> [Information given]:
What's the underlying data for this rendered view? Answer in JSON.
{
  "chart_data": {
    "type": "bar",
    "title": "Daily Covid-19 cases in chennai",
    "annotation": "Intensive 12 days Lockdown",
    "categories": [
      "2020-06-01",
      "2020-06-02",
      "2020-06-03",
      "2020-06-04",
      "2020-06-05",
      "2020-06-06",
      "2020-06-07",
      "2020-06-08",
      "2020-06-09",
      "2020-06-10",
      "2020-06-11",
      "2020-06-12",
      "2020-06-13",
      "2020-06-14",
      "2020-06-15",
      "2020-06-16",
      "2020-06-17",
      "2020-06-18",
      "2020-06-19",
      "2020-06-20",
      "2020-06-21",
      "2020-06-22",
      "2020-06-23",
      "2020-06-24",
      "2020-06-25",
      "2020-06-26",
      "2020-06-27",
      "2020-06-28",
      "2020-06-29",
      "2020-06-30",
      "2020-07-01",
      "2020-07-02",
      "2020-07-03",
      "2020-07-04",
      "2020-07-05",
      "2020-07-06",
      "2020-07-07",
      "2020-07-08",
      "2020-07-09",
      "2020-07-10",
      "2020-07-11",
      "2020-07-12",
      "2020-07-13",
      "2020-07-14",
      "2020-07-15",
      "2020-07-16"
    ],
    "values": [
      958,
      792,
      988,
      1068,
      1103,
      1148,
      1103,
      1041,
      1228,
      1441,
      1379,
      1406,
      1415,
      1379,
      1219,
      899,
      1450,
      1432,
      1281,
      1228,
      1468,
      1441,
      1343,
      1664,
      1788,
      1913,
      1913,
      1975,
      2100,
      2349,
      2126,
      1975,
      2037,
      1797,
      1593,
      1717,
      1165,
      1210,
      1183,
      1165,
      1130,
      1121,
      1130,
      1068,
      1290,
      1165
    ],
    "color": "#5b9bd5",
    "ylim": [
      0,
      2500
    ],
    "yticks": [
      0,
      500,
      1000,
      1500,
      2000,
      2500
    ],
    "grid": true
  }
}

> [What this task involves]: Write the complete data out, exactly as above.

> [Result for this exercise]:
What's the underlying data for this rendered view? Answer in JSON.
{
  "chart_data": {
    "type": "bar",
    "title": "Daily Covid-19 cases in chennai",
    "annotation": "Intensive 12 days Lockdown",
    "categories": [
      "2020-06-01",
      "2020-06-02",
      "2020-06-03",
      "2020-06-04",
      "2020-06-05",
      "2020-06-06",
      "2020-06-07",
      "2020-06-08",
      "2020-06-09",
      "2020-06-10",
      "2020-06-11",
      "2020-06-12",
      "2020-06-13",
      "2020-06-14",
      "2020-06-15",
      "2020-06-16",
      "2020-06-17",
      "2020-06-18",
      "2020-06-19",
      "2020-06-20",
      "2020-06-21",
      "2020-06-22",
      "2020-06-23",
      "2020-06-24",
      "2020-06-25",
      "2020-06-26",
      "2020-06-27",
      "2020-06-28",
      "2020-06-29",
      "2020-06-30",
      "2020-07-01",
      "2020-07-02",
      "2020-07-03",
      "2020-07-04",
      "2020-07-05",
      "2020-07-06",
      "2020-07-07",
      "2020-07-08",
      "2020-07-09",
      "2020-07-10",
      "2020-07-11",
      "2020-07-12",
      "2020-07-13",
      "2020-07-14",
      "2020-07-15",
      "2020-07-16"
    ],
    "values": [
      958,
      792,
      988,
      1068,
      1103,
      1148,
      1103,
      1041,
      1228,
      1441,
      1379,
      1406,
      1415,
      1379,
      1219,
      899,
      1450,
      1432,
      1281,
      1228,
      1468,
      1441,
      1343,
      1664,
      1788,
      1913,
      1913,
      1975,
      2100,
      2349,
      2126,
      1975,
      2037,
      1797,
      1593,
      1717,
      1165,
      1210,
      1183,
      1165,
      1130,
      1121,
      1130,
      1068,
      1290,
      1165
    ],
    "color": "#5b9bd5",
    "ylim": [
      0,
      2500
    ],
    "yticks": [
      0,
      500,
      1000,
      1500,
      2000,
      2500
    ],
    "grid": true
  }
}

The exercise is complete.